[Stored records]

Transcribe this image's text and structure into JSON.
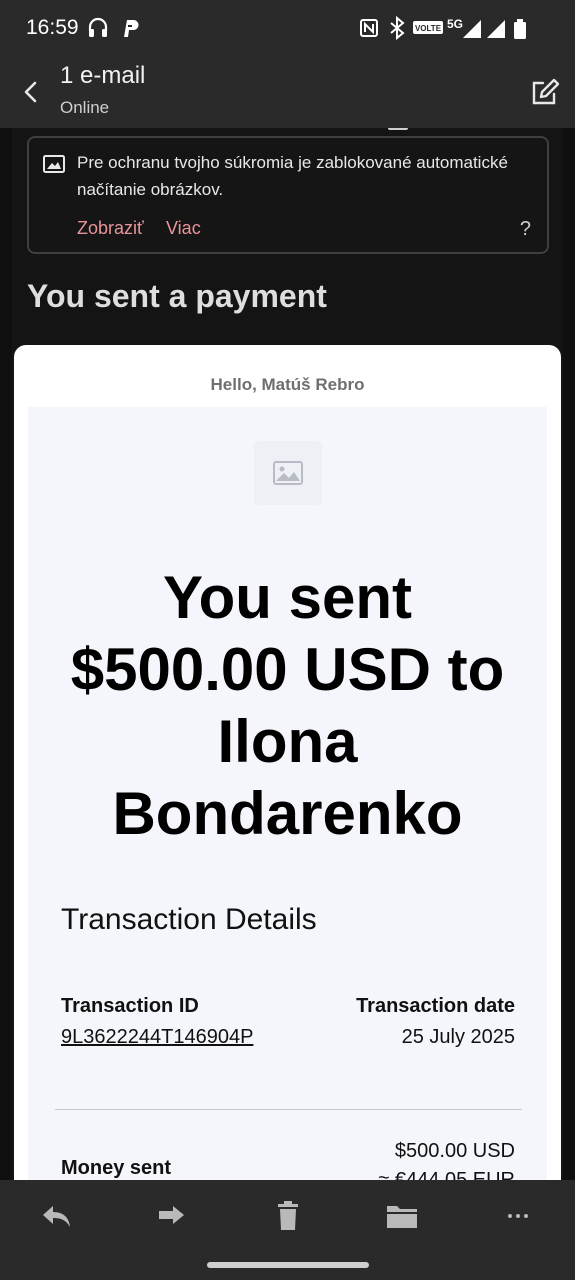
{
  "status_bar": {
    "time": "16:59",
    "left_icons": [
      "headphones-icon",
      "paypal-icon"
    ],
    "right_icons": [
      "nfc-icon",
      "bluetooth-icon",
      "volte-icon",
      "5g-icon",
      "signal-icon",
      "signal-icon",
      "battery-icon"
    ],
    "network_label": "5G",
    "volte_label": "VOLTE"
  },
  "app_bar": {
    "title": "1 e-mail",
    "subtitle": "Online"
  },
  "privacy_banner": {
    "text": "Pre ochranu tvojho súkromia je zablokované automatické načítanie obrázkov.",
    "show_label": "Zobraziť",
    "more_label": "Viac",
    "help_label": "?"
  },
  "email": {
    "subject": "You sent a payment",
    "greeting": "Hello, Matúš Rebro",
    "headline": "You sent $500.00 USD to Ilona Bondarenko",
    "details_title": "Transaction Details",
    "transaction_id_label": "Transaction ID",
    "transaction_id": "9L3622244T146904P",
    "transaction_date_label": "Transaction date",
    "transaction_date": "25 July 2025",
    "money_sent_label": "Money sent",
    "money_sent_usd": "$500.00 USD",
    "money_sent_eur": "≈ €444.05 EUR"
  },
  "bottom_bar": {
    "actions": [
      "reply-icon",
      "forward-icon",
      "delete-icon",
      "move-to-folder-icon",
      "more-icon"
    ]
  },
  "colors": {
    "accent": "#e9949a",
    "background": "#0f0f0f",
    "bar": "#2a2a2a"
  }
}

_EXERCISE PROMPT_
Return each line in the records that holds the string "text".

_EXPECTED ANSWER_
Transcribe this image's text and structure into JSON.
    "text": "Pre ochranu tvojho súkromia je zablokované automatické načítanie obrázkov.",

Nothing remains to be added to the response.